• GIVEN DATA
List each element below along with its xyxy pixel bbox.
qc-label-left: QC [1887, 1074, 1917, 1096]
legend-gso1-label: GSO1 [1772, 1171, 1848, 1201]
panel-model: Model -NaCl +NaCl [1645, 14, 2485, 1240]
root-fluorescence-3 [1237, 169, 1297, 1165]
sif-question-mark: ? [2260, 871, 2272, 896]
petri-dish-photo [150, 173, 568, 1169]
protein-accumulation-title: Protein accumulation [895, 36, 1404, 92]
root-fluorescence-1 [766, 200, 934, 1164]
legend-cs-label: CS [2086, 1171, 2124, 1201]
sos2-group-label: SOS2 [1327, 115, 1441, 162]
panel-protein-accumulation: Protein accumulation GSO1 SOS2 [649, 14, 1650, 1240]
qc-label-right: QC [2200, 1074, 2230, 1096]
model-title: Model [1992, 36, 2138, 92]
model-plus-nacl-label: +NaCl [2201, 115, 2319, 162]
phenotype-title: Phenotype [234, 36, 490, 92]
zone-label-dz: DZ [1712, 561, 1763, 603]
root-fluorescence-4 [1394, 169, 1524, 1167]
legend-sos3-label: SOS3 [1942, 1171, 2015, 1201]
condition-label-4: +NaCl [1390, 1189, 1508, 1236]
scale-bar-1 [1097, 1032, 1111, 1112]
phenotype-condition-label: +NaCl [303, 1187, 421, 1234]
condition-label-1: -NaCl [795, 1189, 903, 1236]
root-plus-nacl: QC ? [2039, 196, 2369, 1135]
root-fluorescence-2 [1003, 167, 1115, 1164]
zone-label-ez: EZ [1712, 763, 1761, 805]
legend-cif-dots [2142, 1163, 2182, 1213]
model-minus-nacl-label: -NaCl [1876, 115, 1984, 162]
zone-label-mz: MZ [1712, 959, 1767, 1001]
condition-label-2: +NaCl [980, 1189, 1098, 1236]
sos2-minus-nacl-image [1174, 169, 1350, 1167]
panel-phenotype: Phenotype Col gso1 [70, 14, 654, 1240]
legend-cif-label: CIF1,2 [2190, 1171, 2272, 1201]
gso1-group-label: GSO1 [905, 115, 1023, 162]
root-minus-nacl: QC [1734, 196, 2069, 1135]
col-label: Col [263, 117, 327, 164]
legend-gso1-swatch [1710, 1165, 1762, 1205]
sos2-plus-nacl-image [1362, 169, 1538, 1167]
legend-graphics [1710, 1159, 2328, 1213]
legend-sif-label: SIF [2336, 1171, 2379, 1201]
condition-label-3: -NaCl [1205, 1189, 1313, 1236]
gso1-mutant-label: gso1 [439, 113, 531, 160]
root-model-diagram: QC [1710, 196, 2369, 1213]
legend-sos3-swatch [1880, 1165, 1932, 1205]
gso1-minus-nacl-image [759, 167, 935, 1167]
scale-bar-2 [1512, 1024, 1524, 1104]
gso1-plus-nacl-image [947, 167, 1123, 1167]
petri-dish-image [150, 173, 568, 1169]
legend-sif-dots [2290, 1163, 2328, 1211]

• PROBLEM DETAILS
Please print out every record exactly as it is written.

• EXERCISE ANSWER
List each element below along with its xyxy pixel bbox.
qc-label-left: QC [1887, 1074, 1917, 1096]
legend-gso1-label: GSO1 [1772, 1171, 1848, 1201]
panel-model: Model -NaCl +NaCl [1645, 14, 2485, 1240]
root-fluorescence-3 [1237, 169, 1297, 1165]
sif-question-mark: ? [2260, 871, 2272, 896]
petri-dish-photo [150, 173, 568, 1169]
protein-accumulation-title: Protein accumulation [895, 36, 1404, 92]
root-fluorescence-1 [766, 200, 934, 1164]
legend-cs-label: CS [2086, 1171, 2124, 1201]
sos2-group-label: SOS2 [1327, 115, 1441, 162]
panel-protein-accumulation: Protein accumulation GSO1 SOS2 [649, 14, 1650, 1240]
qc-label-right: QC [2200, 1074, 2230, 1096]
model-title: Model [1992, 36, 2138, 92]
model-plus-nacl-label: +NaCl [2201, 115, 2319, 162]
phenotype-title: Phenotype [234, 36, 490, 92]
zone-label-dz: DZ [1712, 561, 1763, 603]
root-fluorescence-4 [1394, 169, 1524, 1167]
legend-sos3-label: SOS3 [1942, 1171, 2015, 1201]
condition-label-4: +NaCl [1390, 1189, 1508, 1236]
scale-bar-1 [1097, 1032, 1111, 1112]
phenotype-condition-label: +NaCl [303, 1187, 421, 1234]
condition-label-1: -NaCl [795, 1189, 903, 1236]
root-plus-nacl: QC ? [2039, 196, 2369, 1135]
root-fluorescence-2 [1003, 167, 1115, 1164]
zone-label-ez: EZ [1712, 763, 1761, 805]
legend-cif-dots [2142, 1163, 2182, 1213]
model-minus-nacl-label: -NaCl [1876, 115, 1984, 162]
zone-label-mz: MZ [1712, 959, 1767, 1001]
condition-label-2: +NaCl [980, 1189, 1098, 1236]
sos2-minus-nacl-image [1174, 169, 1350, 1167]
panel-phenotype: Phenotype Col gso1 [70, 14, 654, 1240]
legend-cif-label: CIF1,2 [2190, 1171, 2272, 1201]
gso1-group-label: GSO1 [905, 115, 1023, 162]
root-minus-nacl: QC [1734, 196, 2069, 1135]
col-label: Col [263, 117, 327, 164]
legend-gso1-swatch [1710, 1165, 1762, 1205]
sos2-plus-nacl-image [1362, 169, 1538, 1167]
legend-graphics [1710, 1159, 2328, 1213]
legend-sif-label: SIF [2336, 1171, 2379, 1201]
condition-label-3: -NaCl [1205, 1189, 1313, 1236]
gso1-mutant-label: gso1 [439, 113, 531, 160]
root-model-diagram: QC [1710, 196, 2369, 1213]
legend-sos3-swatch [1880, 1165, 1932, 1205]
gso1-minus-nacl-image [759, 167, 935, 1167]
scale-bar-2 [1512, 1024, 1524, 1104]
gso1-plus-nacl-image [947, 167, 1123, 1167]
petri-dish-image [150, 173, 568, 1169]
legend-sif-dots [2290, 1163, 2328, 1211]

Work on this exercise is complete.